**DATA TO PROCESS:**
=======

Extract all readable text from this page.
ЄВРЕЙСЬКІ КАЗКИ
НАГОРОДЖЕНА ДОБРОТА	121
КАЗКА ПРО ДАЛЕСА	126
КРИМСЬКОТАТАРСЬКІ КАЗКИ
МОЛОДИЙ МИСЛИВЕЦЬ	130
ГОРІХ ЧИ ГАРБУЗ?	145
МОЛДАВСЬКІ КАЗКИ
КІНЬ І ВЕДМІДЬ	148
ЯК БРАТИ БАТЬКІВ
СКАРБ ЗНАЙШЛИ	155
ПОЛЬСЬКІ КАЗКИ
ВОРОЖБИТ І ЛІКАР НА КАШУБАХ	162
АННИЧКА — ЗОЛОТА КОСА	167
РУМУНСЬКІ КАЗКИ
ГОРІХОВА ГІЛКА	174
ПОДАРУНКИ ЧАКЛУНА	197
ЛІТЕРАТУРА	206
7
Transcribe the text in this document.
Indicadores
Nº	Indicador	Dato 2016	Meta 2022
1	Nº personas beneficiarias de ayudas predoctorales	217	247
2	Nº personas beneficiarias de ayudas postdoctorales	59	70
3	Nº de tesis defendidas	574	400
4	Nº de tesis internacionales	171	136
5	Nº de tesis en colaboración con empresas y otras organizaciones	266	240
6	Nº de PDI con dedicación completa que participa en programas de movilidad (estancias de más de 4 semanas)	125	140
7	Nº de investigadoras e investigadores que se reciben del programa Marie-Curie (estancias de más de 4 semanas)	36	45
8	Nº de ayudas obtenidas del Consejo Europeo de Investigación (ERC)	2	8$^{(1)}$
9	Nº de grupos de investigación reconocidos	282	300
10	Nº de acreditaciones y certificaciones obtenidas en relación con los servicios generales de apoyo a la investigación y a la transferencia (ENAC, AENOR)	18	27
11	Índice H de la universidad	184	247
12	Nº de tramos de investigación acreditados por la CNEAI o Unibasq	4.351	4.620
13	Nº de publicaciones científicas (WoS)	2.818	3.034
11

=======

**TASK DIRECTIONS:** Return every line of the material exactly.

**RESPONSE:**
Extract all readable text from this page.
ЄВРЕЙСЬКІ КАЗКИ
НАГОРОДЖЕНА ДОБРОТА	121
КАЗКА ПРО ДАЛЕСА	126
КРИМСЬКОТАТАРСЬКІ КАЗКИ
МОЛОДИЙ МИСЛИВЕЦЬ	130
ГОРІХ ЧИ ГАРБУЗ?	145
МОЛДАВСЬКІ КАЗКИ
КІНЬ І ВЕДМІДЬ	148
ЯК БРАТИ БАТЬКІВ
СКАРБ ЗНАЙШЛИ	155
ПОЛЬСЬКІ КАЗКИ
ВОРОЖБИТ І ЛІКАР НА КАШУБАХ	162
АННИЧКА — ЗОЛОТА КОСА	167
РУМУНСЬКІ КАЗКИ
ГОРІХОВА ГІЛКА	174
ПОДАРУНКИ ЧАКЛУНА	197
ЛІТЕРАТУРА	206
7
Transcribe the text in this document.
Indicadores
Nº	Indicador	Dato 2016	Meta 2022
1	Nº personas beneficiarias de ayudas predoctorales	217	247
2	Nº personas beneficiarias de ayudas postdoctorales	59	70
3	Nº de tesis defendidas	574	400
4	Nº de tesis internacionales	171	136
5	Nº de tesis en colaboración con empresas y otras organizaciones	266	240
6	Nº de PDI con dedicación completa que participa en programas de movilidad (estancias de más de 4 semanas)	125	140
7	Nº de investigadoras e investigadores que se reciben del programa Marie-Curie (estancias de más de 4 semanas)	36	45
8	Nº de ayudas obtenidas del Consejo Europeo de Investigación (ERC)	2	8$^{(1)}$
9	Nº de grupos de investigación reconocidos	282	300
10	Nº de acreditaciones y certificaciones obtenidas en relación con los servicios generales de apoyo a la investigación y a la transferencia (ENAC, AENOR)	18	27
11	Índice H de la universidad	184	247
12	Nº de tramos de investigación acreditados por la CNEAI o Unibasq	4.351	4.620
13	Nº de publicaciones científicas (WoS)	2.818	3.034
11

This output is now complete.